— BEGIN DATA FOR THIS TASK —
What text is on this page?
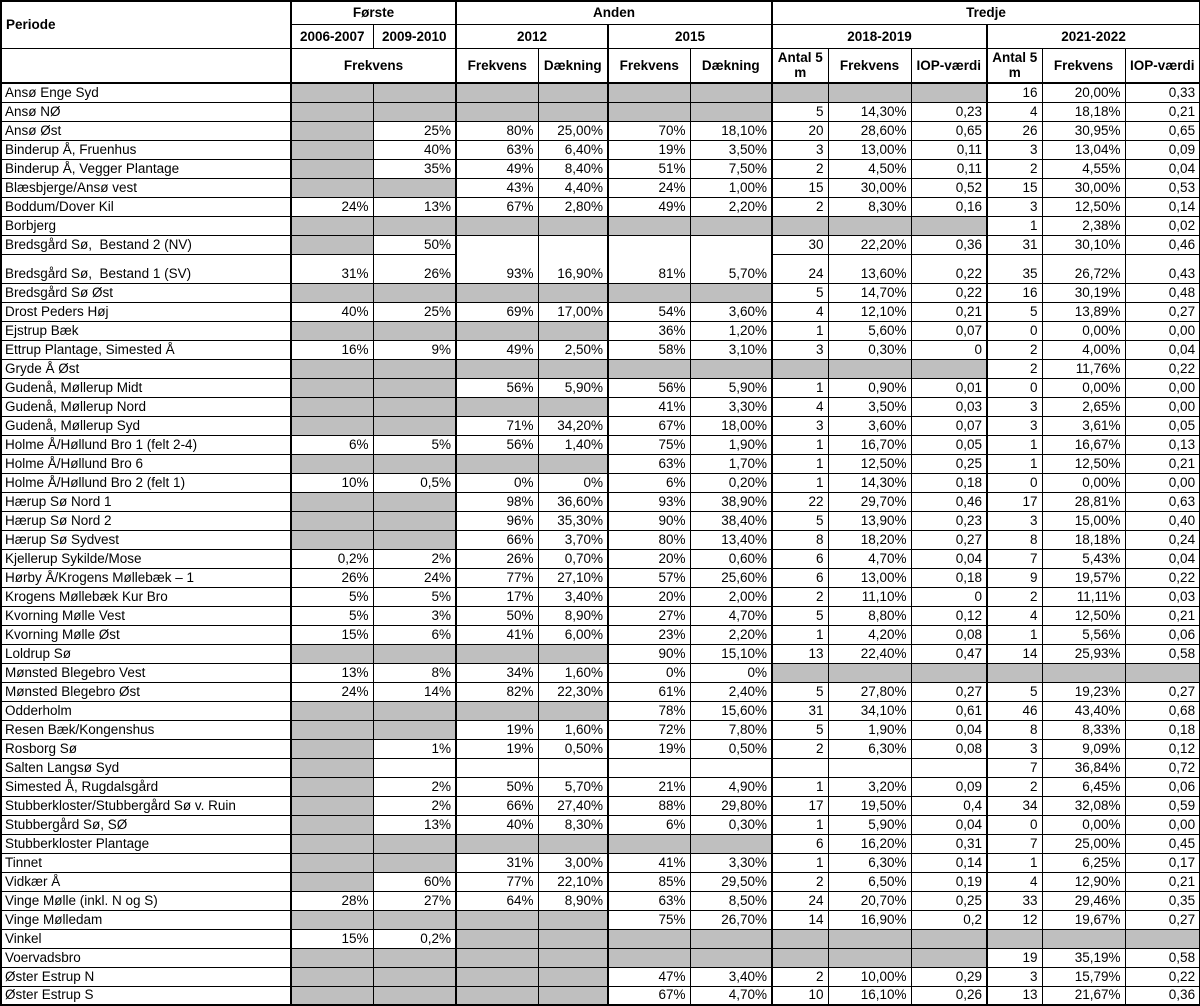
Periode	Første		Anden				Tredje					
	2006-2007	2009-2010	2012		2015		2018-2019			2021-2022		
	Frekvens		Frekvens	Dækning	Frekvens	Dækning	Antal 5 m	Frekvens	IOP-værdi	Antal 5 m	Frekvens	IOP-værdi
Ansø Enge Syd										16	20,00%	0,33
Ansø NØ							5	14,30%	0,23	4	18,18%	0,21
Ansø Øst		25%	80%	25,00%	70%	18,10%	20	28,60%	0,65	26	30,95%	0,65
Binderup Å, Fruenhus		40%	63%	6,40%	19%	3,50%	3	13,00%	0,11	3	13,04%	0,09
Binderup Å, Vegger Plantage		35%	49%	8,40%	51%	7,50%	2	4,50%	0,11	2	4,55%	0,04
Blæsbjerge/Ansø vest			43%	4,40%	24%	1,00%	15	30,00%	0,52	15	30,00%	0,53
Boddum/Dover Kil	24%	13%	67%	2,80%	49%	2,20%	2	8,30%	0,16	3	12,50%	0,14
Borbjerg										1	2,38%	0,02
Bredsgård Sø,  Bestand 2 (NV)		50%					30	22,20%	0,36	31	30,10%	0,46
Bredsgård Sø,  Bestand 1 (SV)	31%	26%	93%	16,90%	81%	5,70%	24	13,60%	0,22	35	26,72%	0,43
Bredsgård Sø Øst							5	14,70%	0,22	16	30,19%	0,48
Drost Peders Høj	40%	25%	69%	17,00%	54%	3,60%	4	12,10%	0,21	5	13,89%	0,27
Ejstrup Bæk					36%	1,20%	1	5,60%	0,07	0	0,00%	0,00
Ettrup Plantage, Simested Å	16%	9%	49%	2,50%	58%	3,10%	3	0,30%	0	2	4,00%	0,04
Gryde Å Øst										2	11,76%	0,22
Gudenå, Møllerup Midt			56%	5,90%	56%	5,90%	1	0,90%	0,01	0	0,00%	0,00
Gudenå, Møllerup Nord					41%	3,30%	4	3,50%	0,03	3	2,65%	0,00
Gudenå, Møllerup Syd			71%	34,20%	67%	18,00%	3	3,60%	0,07	3	3,61%	0,05
Holme Å/Høllund Bro 1 (felt 2-4)	6%	5%	56%	1,40%	75%	1,90%	1	16,70%	0,05	1	16,67%	0,13
Holme Å/Høllund Bro 6					63%	1,70%	1	12,50%	0,25	1	12,50%	0,21
Holme Å/Høllund Bro 2 (felt 1)	10%	0,5%	0%	0%	6%	0,20%	1	14,30%	0,18	0	0,00%	0,00
Hærup Sø Nord 1			98%	36,60%	93%	38,90%	22	29,70%	0,46	17	28,81%	0,63
Hærup Sø Nord 2			96%	35,30%	90%	38,40%	5	13,90%	0,23	3	15,00%	0,40
Hærup Sø Sydvest			66%	3,70%	80%	13,40%	8	18,20%	0,27	8	18,18%	0,24
Kjellerup Sykilde/Mose	0,2%	2%	26%	0,70%	20%	0,60%	6	4,70%	0,04	7	5,43%	0,04
Hørby Å/Krogens Møllebæk – 1	26%	24%	77%	27,10%	57%	25,60%	6	13,00%	0,18	9	19,57%	0,22
Krogens Møllebæk Kur Bro	5%	5%	17%	3,40%	20%	2,00%	2	11,10%	0	2	11,11%	0,03
Kvorning Mølle Vest	5%	3%	50%	8,90%	27%	4,70%	5	8,80%	0,12	4	12,50%	0,21
Kvorning Mølle Øst	15%	6%	41%	6,00%	23%	2,20%	1	4,20%	0,08	1	5,56%	0,06
Loldrup Sø					90%	15,10%	13	22,40%	0,47	14	25,93%	0,58
Mønsted Blegebro Vest	13%	8%	34%	1,60%	0%	0%						
Mønsted Blegebro Øst	24%	14%	82%	22,30%	61%	2,40%	5	27,80%	0,27	5	19,23%	0,27
Odderholm					78%	15,60%	31	34,10%	0,61	46	43,40%	0,68
Resen Bæk/Kongenshus			19%	1,60%	72%	7,80%	5	1,90%	0,04	8	8,33%	0,18
Rosborg Sø		1%	19%	0,50%	19%	0,50%	2	6,30%	0,08	3	9,09%	0,12
Salten Langsø Syd										7	36,84%	0,72
Simested Å, Rugdalsgård		2%	50%	5,70%	21%	4,90%	1	3,20%	0,09	2	6,45%	0,06
Stubberkloster/Stubbergård Sø v. Ruin		2%	66%	27,40%	88%	29,80%	17	19,50%	0,4	34	32,08%	0,59
Stubbergård Sø, SØ		13%	40%	8,30%	6%	0,30%	1	5,90%	0,04	0	0,00%	0,00
Stubberkloster Plantage							6	16,20%	0,31	7	25,00%	0,45
Tinnet			31%	3,00%	41%	3,30%	1	6,30%	0,14	1	6,25%	0,17
Vidkær Å		60%	77%	22,10%	85%	29,50%	2	6,50%	0,19	4	12,90%	0,21
Vinge Mølle (inkl. N og S)	28%	27%	64%	8,90%	63%	8,50%	24	20,70%	0,25	33	29,46%	0,35
Vinge Mølledam					75%	26,70%	14	16,90%	0,2	12	19,67%	0,27
Vinkel	15%	0,2%										
Voervadsbro										19	35,19%	0,58
Øster Estrup N					47%	3,40%	2	10,00%	0,29	3	15,79%	0,22
Øster Estrup S					67%	4,70%	10	16,10%	0,26	13	21,67%	0,36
— END DATA FOR THIS TASK —
GIVEN EXERCISE:
Every line is to be duplicated exactly, though pictures stay out.

CORRECT ANSWER:
What text is on this page?
Periode	Første		Anden				Tredje					
	2006-2007	2009-2010	2012		2015		2018-2019			2021-2022		
	Frekvens		Frekvens	Dækning	Frekvens	Dækning	Antal 5 m	Frekvens	IOP-værdi	Antal 5 m	Frekvens	IOP-værdi
Ansø Enge Syd										16	20,00%	0,33
Ansø NØ							5	14,30%	0,23	4	18,18%	0,21
Ansø Øst		25%	80%	25,00%	70%	18,10%	20	28,60%	0,65	26	30,95%	0,65
Binderup Å, Fruenhus		40%	63%	6,40%	19%	3,50%	3	13,00%	0,11	3	13,04%	0,09
Binderup Å, Vegger Plantage		35%	49%	8,40%	51%	7,50%	2	4,50%	0,11	2	4,55%	0,04
Blæsbjerge/Ansø vest			43%	4,40%	24%	1,00%	15	30,00%	0,52	15	30,00%	0,53
Boddum/Dover Kil	24%	13%	67%	2,80%	49%	2,20%	2	8,30%	0,16	3	12,50%	0,14
Borbjerg										1	2,38%	0,02
Bredsgård Sø,  Bestand 2 (NV)		50%					30	22,20%	0,36	31	30,10%	0,46
Bredsgård Sø,  Bestand 1 (SV)	31%	26%	93%	16,90%	81%	5,70%	24	13,60%	0,22	35	26,72%	0,43
Bredsgård Sø Øst							5	14,70%	0,22	16	30,19%	0,48
Drost Peders Høj	40%	25%	69%	17,00%	54%	3,60%	4	12,10%	0,21	5	13,89%	0,27
Ejstrup Bæk					36%	1,20%	1	5,60%	0,07	0	0,00%	0,00
Ettrup Plantage, Simested Å	16%	9%	49%	2,50%	58%	3,10%	3	0,30%	0	2	4,00%	0,04
Gryde Å Øst										2	11,76%	0,22
Gudenå, Møllerup Midt			56%	5,90%	56%	5,90%	1	0,90%	0,01	0	0,00%	0,00
Gudenå, Møllerup Nord					41%	3,30%	4	3,50%	0,03	3	2,65%	0,00
Gudenå, Møllerup Syd			71%	34,20%	67%	18,00%	3	3,60%	0,07	3	3,61%	0,05
Holme Å/Høllund Bro 1 (felt 2-4)	6%	5%	56%	1,40%	75%	1,90%	1	16,70%	0,05	1	16,67%	0,13
Holme Å/Høllund Bro 6					63%	1,70%	1	12,50%	0,25	1	12,50%	0,21
Holme Å/Høllund Bro 2 (felt 1)	10%	0,5%	0%	0%	6%	0,20%	1	14,30%	0,18	0	0,00%	0,00
Hærup Sø Nord 1			98%	36,60%	93%	38,90%	22	29,70%	0,46	17	28,81%	0,63
Hærup Sø Nord 2			96%	35,30%	90%	38,40%	5	13,90%	0,23	3	15,00%	0,40
Hærup Sø Sydvest			66%	3,70%	80%	13,40%	8	18,20%	0,27	8	18,18%	0,24
Kjellerup Sykilde/Mose	0,2%	2%	26%	0,70%	20%	0,60%	6	4,70%	0,04	7	5,43%	0,04
Hørby Å/Krogens Møllebæk – 1	26%	24%	77%	27,10%	57%	25,60%	6	13,00%	0,18	9	19,57%	0,22
Krogens Møllebæk Kur Bro	5%	5%	17%	3,40%	20%	2,00%	2	11,10%	0	2	11,11%	0,03
Kvorning Mølle Vest	5%	3%	50%	8,90%	27%	4,70%	5	8,80%	0,12	4	12,50%	0,21
Kvorning Mølle Øst	15%	6%	41%	6,00%	23%	2,20%	1	4,20%	0,08	1	5,56%	0,06
Loldrup Sø					90%	15,10%	13	22,40%	0,47	14	25,93%	0,58
Mønsted Blegebro Vest	13%	8%	34%	1,60%	0%	0%						
Mønsted Blegebro Øst	24%	14%	82%	22,30%	61%	2,40%	5	27,80%	0,27	5	19,23%	0,27
Odderholm					78%	15,60%	31	34,10%	0,61	46	43,40%	0,68
Resen Bæk/Kongenshus			19%	1,60%	72%	7,80%	5	1,90%	0,04	8	8,33%	0,18
Rosborg Sø		1%	19%	0,50%	19%	0,50%	2	6,30%	0,08	3	9,09%	0,12
Salten Langsø Syd										7	36,84%	0,72
Simested Å, Rugdalsgård		2%	50%	5,70%	21%	4,90%	1	3,20%	0,09	2	6,45%	0,06
Stubberkloster/Stubbergård Sø v. Ruin		2%	66%	27,40%	88%	29,80%	17	19,50%	0,4	34	32,08%	0,59
Stubbergård Sø, SØ		13%	40%	8,30%	6%	0,30%	1	5,90%	0,04	0	0,00%	0,00
Stubberkloster Plantage							6	16,20%	0,31	7	25,00%	0,45
Tinnet			31%	3,00%	41%	3,30%	1	6,30%	0,14	1	6,25%	0,17
Vidkær Å		60%	77%	22,10%	85%	29,50%	2	6,50%	0,19	4	12,90%	0,21
Vinge Mølle (inkl. N og S)	28%	27%	64%	8,90%	63%	8,50%	24	20,70%	0,25	33	29,46%	0,35
Vinge Mølledam					75%	26,70%	14	16,90%	0,2	12	19,67%	0,27
Vinkel	15%	0,2%										
Voervadsbro										19	35,19%	0,58
Øster Estrup N					47%	3,40%	2	10,00%	0,29	3	15,79%	0,22
Øster Estrup S					67%	4,70%	10	16,10%	0,26	13	21,67%	0,36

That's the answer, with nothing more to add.